Task objective: Reproduce every line of the listing as written, apart from the pictures.

....................

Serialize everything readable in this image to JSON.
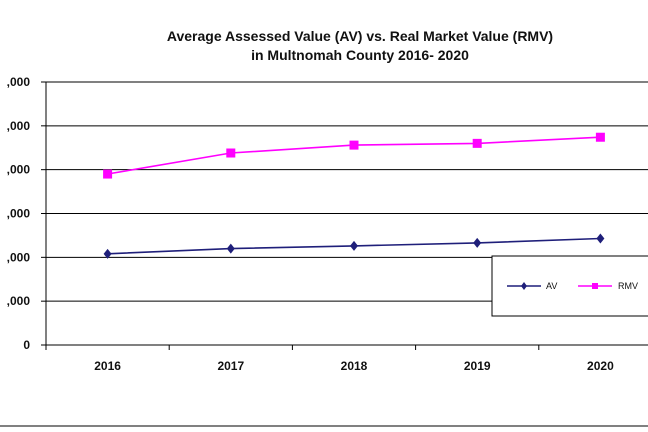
{
  "chart_data": {
    "type": "line",
    "title_line1": "Average Assessed  Value (AV) vs. Real Market Value (RMV)",
    "title_line2": "in Multnomah County  2016- 2020",
    "categories": [
      "2016",
      "2017",
      "2018",
      "2019",
      "2020"
    ],
    "y_tick_labels": [
      "0",
      ",000",
      ",000",
      ",000",
      ",000",
      ",000",
      ",000"
    ],
    "y_ticks": [
      0,
      1,
      2,
      3,
      4,
      5,
      6
    ],
    "ylim": [
      0,
      6
    ],
    "grid": true,
    "legend_position": "right",
    "series": [
      {
        "name": "AV",
        "color": "#1f1f7a",
        "marker": "diamond",
        "values": [
          2.08,
          2.2,
          2.26,
          2.33,
          2.43
        ]
      },
      {
        "name": "RMV",
        "color": "#ff00ff",
        "marker": "square",
        "values": [
          3.9,
          4.38,
          4.56,
          4.6,
          4.74
        ]
      }
    ]
  }
}
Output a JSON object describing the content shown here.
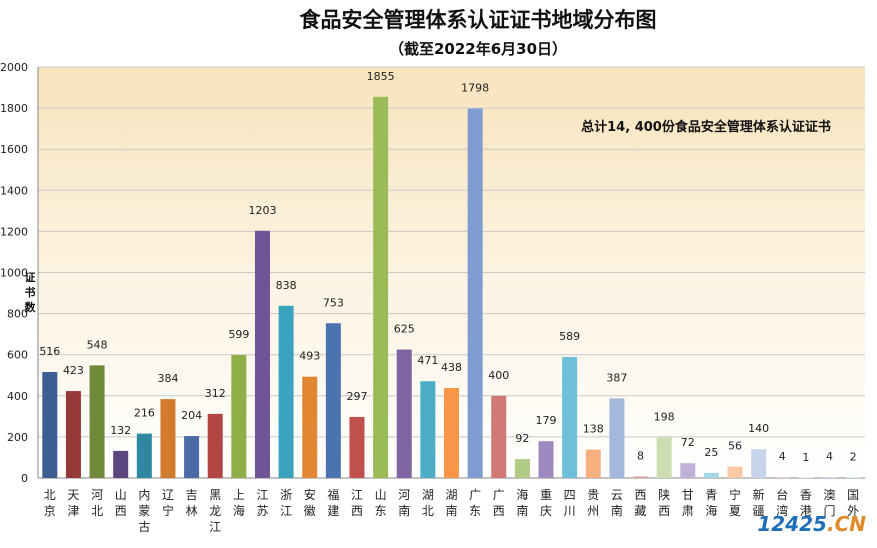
{
  "chart_data": {
    "type": "bar",
    "title": "食品安全管理体系认证证书地域分布图",
    "subtitle": "（截至2022年6月30日）",
    "ylabel": "证书数",
    "xlabel": "",
    "ylim": [
      0,
      2000
    ],
    "ytick_step": 200,
    "yticks": [
      "0",
      "200",
      "400",
      "600",
      "800",
      "1000",
      "1200",
      "1400",
      "1600",
      "1800",
      "2000"
    ],
    "grid": true,
    "annotation": "总计14, 400份食品安全管理体系认证证书",
    "categories": [
      "北京",
      "天津",
      "河北",
      "山西",
      "内蒙古",
      "辽宁",
      "吉林",
      "黑龙江",
      "上海",
      "江苏",
      "浙江",
      "安徽",
      "福建",
      "江西",
      "山东",
      "河南",
      "湖北",
      "湖南",
      "广东",
      "广西",
      "海南",
      "重庆",
      "四川",
      "贵州",
      "云南",
      "西藏",
      "陕西",
      "甘肃",
      "青海",
      "宁夏",
      "新疆",
      "台湾",
      "香港",
      "澳门",
      "国外"
    ],
    "values": [
      516,
      423,
      548,
      132,
      216,
      384,
      204,
      312,
      599,
      1203,
      838,
      493,
      753,
      297,
      1855,
      625,
      471,
      438,
      1798,
      400,
      92,
      179,
      589,
      138,
      387,
      8,
      198,
      72,
      25,
      56,
      140,
      4,
      1,
      4,
      2
    ],
    "colors": [
      "#3c5e93",
      "#953a38",
      "#6f8a39",
      "#5c4680",
      "#2f87a1",
      "#d17b2e",
      "#4a6ba6",
      "#b04541",
      "#8eae46",
      "#6f5496",
      "#3ca3be",
      "#e18734",
      "#4a73b0",
      "#c0504d",
      "#9bbb59",
      "#8064a2",
      "#4bacc6",
      "#f79646",
      "#7e9ccf",
      "#d07874",
      "#b1cb85",
      "#9f8ac0",
      "#6fbfd8",
      "#f9b080",
      "#a3b8dc",
      "#dea6a4",
      "#cdddb0",
      "#c0b2d6",
      "#a6d7e5",
      "#fbc8a5",
      "#c6d3ea",
      "#e9c7c6",
      "#dde8cc",
      "#d4cbe3",
      "#c3e3ed"
    ]
  },
  "watermark": {
    "text": "12425.CN",
    "color_main": "#1f6fb8",
    "color_accent": "#e08a2a"
  }
}
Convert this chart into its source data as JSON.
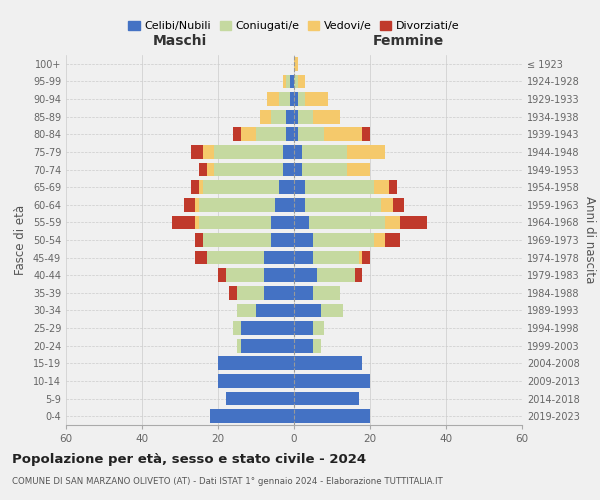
{
  "age_groups": [
    "0-4",
    "5-9",
    "10-14",
    "15-19",
    "20-24",
    "25-29",
    "30-34",
    "35-39",
    "40-44",
    "45-49",
    "50-54",
    "55-59",
    "60-64",
    "65-69",
    "70-74",
    "75-79",
    "80-84",
    "85-89",
    "90-94",
    "95-99",
    "100+"
  ],
  "birth_years": [
    "2019-2023",
    "2014-2018",
    "2009-2013",
    "2004-2008",
    "1999-2003",
    "1994-1998",
    "1989-1993",
    "1984-1988",
    "1979-1983",
    "1974-1978",
    "1969-1973",
    "1964-1968",
    "1959-1963",
    "1954-1958",
    "1949-1953",
    "1944-1948",
    "1939-1943",
    "1934-1938",
    "1929-1933",
    "1924-1928",
    "≤ 1923"
  ],
  "maschi": {
    "celibi": [
      22,
      18,
      20,
      20,
      14,
      14,
      10,
      8,
      8,
      8,
      6,
      6,
      5,
      4,
      3,
      3,
      2,
      2,
      1,
      1,
      0
    ],
    "coniugati": [
      0,
      0,
      0,
      0,
      1,
      2,
      5,
      7,
      10,
      15,
      18,
      19,
      20,
      20,
      18,
      18,
      8,
      4,
      3,
      1,
      0
    ],
    "vedovi": [
      0,
      0,
      0,
      0,
      0,
      0,
      0,
      0,
      0,
      0,
      0,
      1,
      1,
      1,
      2,
      3,
      4,
      3,
      3,
      1,
      0
    ],
    "divorziati": [
      0,
      0,
      0,
      0,
      0,
      0,
      0,
      2,
      2,
      3,
      2,
      6,
      3,
      2,
      2,
      3,
      2,
      0,
      0,
      0,
      0
    ]
  },
  "femmine": {
    "nubili": [
      20,
      17,
      20,
      18,
      5,
      5,
      7,
      5,
      6,
      5,
      5,
      4,
      3,
      3,
      2,
      2,
      1,
      1,
      1,
      0,
      0
    ],
    "coniugate": [
      0,
      0,
      0,
      0,
      2,
      3,
      6,
      7,
      10,
      12,
      16,
      20,
      20,
      18,
      12,
      12,
      7,
      4,
      2,
      1,
      0
    ],
    "vedove": [
      0,
      0,
      0,
      0,
      0,
      0,
      0,
      0,
      0,
      1,
      3,
      4,
      3,
      4,
      6,
      10,
      10,
      7,
      6,
      2,
      1
    ],
    "divorziate": [
      0,
      0,
      0,
      0,
      0,
      0,
      0,
      0,
      2,
      2,
      4,
      7,
      3,
      2,
      0,
      0,
      2,
      0,
      0,
      0,
      0
    ]
  },
  "colors": {
    "celibi_nubili": "#4472c4",
    "coniugati": "#c5d9a0",
    "vedovi": "#f5c96b",
    "divorziati": "#c0392b"
  },
  "xlim": 60,
  "title_main": "Popolazione per età, sesso e stato civile - 2024",
  "title_sub": "COMUNE DI SAN MARZANO OLIVETO (AT) - Dati ISTAT 1° gennaio 2024 - Elaborazione TUTTITALIA.IT",
  "ylabel_left": "Fasce di età",
  "ylabel_right": "Anni di nascita",
  "label_maschi": "Maschi",
  "label_femmine": "Femmine",
  "legend_labels": [
    "Celibi/Nubili",
    "Coniugati/e",
    "Vedovi/e",
    "Divorziati/e"
  ],
  "bg_color": "#f0f0f0",
  "grid_color": "#cccccc"
}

....................

Full solution:
Serialize everything readable in this image to JSON.
{
  "chart_data": {
    "type": "line",
    "title_line1": "Average Assessed  Value (AV) vs. Real Market Value (RMV)",
    "title_line2": "in Multnomah County  2016- 2020",
    "categories": [
      "2016",
      "2017",
      "2018",
      "2019",
      "2020"
    ],
    "y_tick_labels": [
      "0",
      ",000",
      ",000",
      ",000",
      ",000",
      ",000",
      ",000"
    ],
    "y_ticks": [
      0,
      1,
      2,
      3,
      4,
      5,
      6
    ],
    "ylim": [
      0,
      6
    ],
    "grid": true,
    "legend_position": "right",
    "series": [
      {
        "name": "AV",
        "color": "#1f1f7a",
        "marker": "diamond",
        "values": [
          2.08,
          2.2,
          2.26,
          2.33,
          2.43
        ]
      },
      {
        "name": "RMV",
        "color": "#ff00ff",
        "marker": "square",
        "values": [
          3.9,
          4.38,
          4.56,
          4.6,
          4.74
        ]
      }
    ]
  }
}
Output a JSON object describing the content shown here.
{
  "chart_data": {
    "type": "bar",
    "title": "食品安全管理体系认证证书地域分布图",
    "subtitle": "（截至2022年6月30日）",
    "ylabel": "证书数",
    "xlabel": "",
    "ylim": [
      0,
      2000
    ],
    "ytick_step": 200,
    "yticks": [
      "0",
      "200",
      "400",
      "600",
      "800",
      "1000",
      "1200",
      "1400",
      "1600",
      "1800",
      "2000"
    ],
    "grid": true,
    "annotation": "总计14, 400份食品安全管理体系认证证书",
    "categories": [
      "北京",
      "天津",
      "河北",
      "山西",
      "内蒙古",
      "辽宁",
      "吉林",
      "黑龙江",
      "上海",
      "江苏",
      "浙江",
      "安徽",
      "福建",
      "江西",
      "山东",
      "河南",
      "湖北",
      "湖南",
      "广东",
      "广西",
      "海南",
      "重庆",
      "四川",
      "贵州",
      "云南",
      "西藏",
      "陕西",
      "甘肃",
      "青海",
      "宁夏",
      "新疆",
      "台湾",
      "香港",
      "澳门",
      "国外"
    ],
    "values": [
      516,
      423,
      548,
      132,
      216,
      384,
      204,
      312,
      599,
      1203,
      838,
      493,
      753,
      297,
      1855,
      625,
      471,
      438,
      1798,
      400,
      92,
      179,
      589,
      138,
      387,
      8,
      198,
      72,
      25,
      56,
      140,
      4,
      1,
      4,
      2
    ],
    "colors": [
      "#3c5e93",
      "#953a38",
      "#6f8a39",
      "#5c4680",
      "#2f87a1",
      "#d17b2e",
      "#4a6ba6",
      "#b04541",
      "#8eae46",
      "#6f5496",
      "#3ca3be",
      "#e18734",
      "#4a73b0",
      "#c0504d",
      "#9bbb59",
      "#8064a2",
      "#4bacc6",
      "#f79646",
      "#7e9ccf",
      "#d07874",
      "#b1cb85",
      "#9f8ac0",
      "#6fbfd8",
      "#f9b080",
      "#a3b8dc",
      "#dea6a4",
      "#cdddb0",
      "#c0b2d6",
      "#a6d7e5",
      "#fbc8a5",
      "#c6d3ea",
      "#e9c7c6",
      "#dde8cc",
      "#d4cbe3",
      "#c3e3ed"
    ]
  },
  "watermark": {
    "text": "12425.CN",
    "color_main": "#1f6fb8",
    "color_accent": "#e08a2a"
  }
}
Convert this chart into its source data as JSON.
{
  "age_groups": [
    "0-4",
    "5-9",
    "10-14",
    "15-19",
    "20-24",
    "25-29",
    "30-34",
    "35-39",
    "40-44",
    "45-49",
    "50-54",
    "55-59",
    "60-64",
    "65-69",
    "70-74",
    "75-79",
    "80-84",
    "85-89",
    "90-94",
    "95-99",
    "100+"
  ],
  "birth_years": [
    "2019-2023",
    "2014-2018",
    "2009-2013",
    "2004-2008",
    "1999-2003",
    "1994-1998",
    "1989-1993",
    "1984-1988",
    "1979-1983",
    "1974-1978",
    "1969-1973",
    "1964-1968",
    "1959-1963",
    "1954-1958",
    "1949-1953",
    "1944-1948",
    "1939-1943",
    "1934-1938",
    "1929-1933",
    "1924-1928",
    "≤ 1923"
  ],
  "maschi": {
    "celibi": [
      22,
      18,
      20,
      20,
      14,
      14,
      10,
      8,
      8,
      8,
      6,
      6,
      5,
      4,
      3,
      3,
      2,
      2,
      1,
      1,
      0
    ],
    "coniugati": [
      0,
      0,
      0,
      0,
      1,
      2,
      5,
      7,
      10,
      15,
      18,
      19,
      20,
      20,
      18,
      18,
      8,
      4,
      3,
      1,
      0
    ],
    "vedovi": [
      0,
      0,
      0,
      0,
      0,
      0,
      0,
      0,
      0,
      0,
      0,
      1,
      1,
      1,
      2,
      3,
      4,
      3,
      3,
      1,
      0
    ],
    "divorziati": [
      0,
      0,
      0,
      0,
      0,
      0,
      0,
      2,
      2,
      3,
      2,
      6,
      3,
      2,
      2,
      3,
      2,
      0,
      0,
      0,
      0
    ]
  },
  "femmine": {
    "nubili": [
      20,
      17,
      20,
      18,
      5,
      5,
      7,
      5,
      6,
      5,
      5,
      4,
      3,
      3,
      2,
      2,
      1,
      1,
      1,
      0,
      0
    ],
    "coniugate": [
      0,
      0,
      0,
      0,
      2,
      3,
      6,
      7,
      10,
      12,
      16,
      20,
      20,
      18,
      12,
      12,
      7,
      4,
      2,
      1,
      0
    ],
    "vedove": [
      0,
      0,
      0,
      0,
      0,
      0,
      0,
      0,
      0,
      1,
      3,
      4,
      3,
      4,
      6,
      10,
      10,
      7,
      6,
      2,
      1
    ],
    "divorziate": [
      0,
      0,
      0,
      0,
      0,
      0,
      0,
      0,
      2,
      2,
      4,
      7,
      3,
      2,
      0,
      0,
      2,
      0,
      0,
      0,
      0
    ]
  },
  "colors": {
    "celibi_nubili": "#4472c4",
    "coniugati": "#c5d9a0",
    "vedovi": "#f5c96b",
    "divorziati": "#c0392b"
  },
  "xlim": 60,
  "title_main": "Popolazione per età, sesso e stato civile - 2024",
  "title_sub": "COMUNE DI SAN MARZANO OLIVETO (AT) - Dati ISTAT 1° gennaio 2024 - Elaborazione TUTTITALIA.IT",
  "ylabel_left": "Fasce di età",
  "ylabel_right": "Anni di nascita",
  "label_maschi": "Maschi",
  "label_femmine": "Femmine",
  "legend_labels": [
    "Celibi/Nubili",
    "Coniugati/e",
    "Vedovi/e",
    "Divorziati/e"
  ],
  "bg_color": "#f0f0f0",
  "grid_color": "#cccccc"
}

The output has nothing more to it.